* start *
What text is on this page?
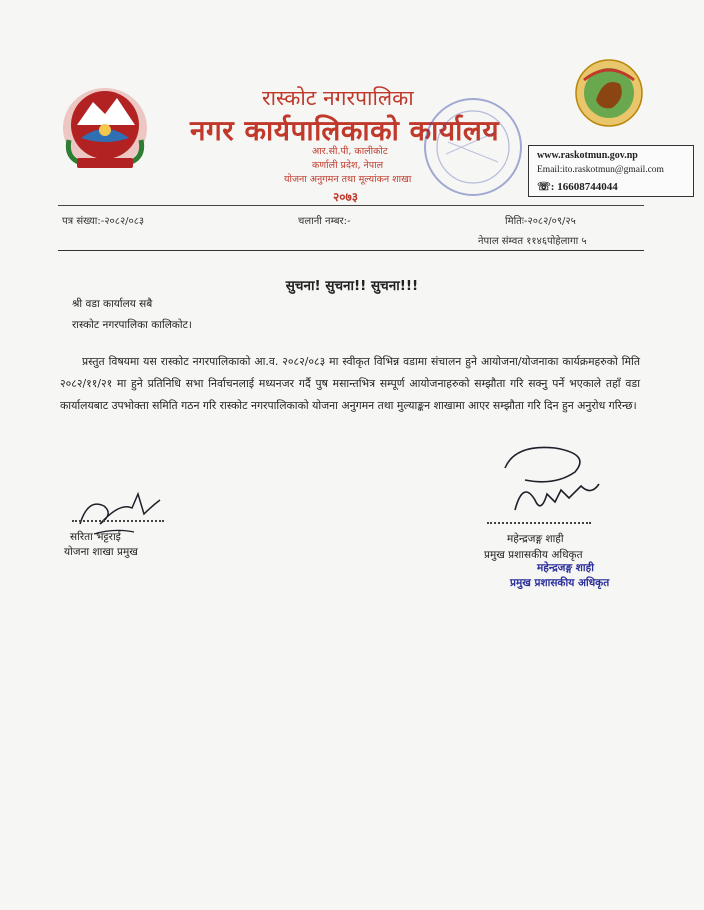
रास्कोट नगरपालिका
नगर कार्यपालिकाको कार्यालय
आर.सी.पी, कालीकोट
कर्णाली प्रदेश, नेपाल
योजना अनुगमन तथा मूल्यांकन शाखा
२०७३
www.raskotmun.gov.np
Email:ito.raskotmun@gmail.com
☏: 16608744044
पत्र संख्या:-२०८२/०८३	चलानी नम्बर:-	मितिः-२०८२/०९/२५
नेपाल संम्वत ११४६पोहेलागा ५
सुचना! सुचना!! सुचना!!!
श्री वडा कार्यालय सबै
रास्कोट नगरपालिका कालिकोट।
प्रस्तुत विषयमा यस रास्कोट नगरपालिकाको आ.व. २०८२/०८३ मा स्वीकृत विभिन्न वडामा संचालन हुने आयोजना/योजनाका कार्यक्रमहरुको मिति २०८२/११/२१ मा हुने प्रतिनिधि सभा निर्वाचनलाई मध्यनजर गर्दै पुष मसान्तभित्र सम्पूर्ण आयोजनाहरुको सम्झौता गरि सक्नु पर्ने भएकाले तहाँ वडा कार्यालयबाट उपभोक्ता समिति गठन गरि रास्कोट नगरपालिकाको योजना अनुगमन तथा मुल्याङ्कन शाखामा आएर सम्झौता गरि दिन हुन अनुरोध गरिन्छ।
सरिता भट्टराई
योजना शाखा प्रमुख
महेन्द्रजङ्ग शाही
प्रमुख प्रशासकीय अधिकृत
महेन्द्रजङ्ग शाही
प्रमुख प्रशासकीय अधिकृत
* end *
• TO DO
Copy out the records above in full, exactly as written, but not the pictures.

• RESULT FOR THIS TASK
What text is on this page?
रास्कोट नगरपालिका
नगर कार्यपालिकाको कार्यालय
आर.सी.पी, कालीकोट
कर्णाली प्रदेश, नेपाल
योजना अनुगमन तथा मूल्यांकन शाखा
२०७३
www.raskotmun.gov.np
Email:ito.raskotmun@gmail.com
☏: 16608744044
पत्र संख्या:-२०८२/०८३	चलानी नम्बर:-	मितिः-२०८२/०९/२५
नेपाल संम्वत ११४६पोहेलागा ५
सुचना! सुचना!! सुचना!!!
श्री वडा कार्यालय सबै
रास्कोट नगरपालिका कालिकोट।
प्रस्तुत विषयमा यस रास्कोट नगरपालिकाको आ.व. २०८२/०८३ मा स्वीकृत विभिन्न वडामा संचालन हुने आयोजना/योजनाका कार्यक्रमहरुको मिति २०८२/११/२१ मा हुने प्रतिनिधि सभा निर्वाचनलाई मध्यनजर गर्दै पुष मसान्तभित्र सम्पूर्ण आयोजनाहरुको सम्झौता गरि सक्नु पर्ने भएकाले तहाँ वडा कार्यालयबाट उपभोक्ता समिति गठन गरि रास्कोट नगरपालिकाको योजना अनुगमन तथा मुल्याङ्कन शाखामा आएर सम्झौता गरि दिन हुन अनुरोध गरिन्छ।
सरिता भट्टराई
योजना शाखा प्रमुख
महेन्द्रजङ्ग शाही
प्रमुख प्रशासकीय अधिकृत
महेन्द्रजङ्ग शाही
प्रमुख प्रशासकीय अधिकृत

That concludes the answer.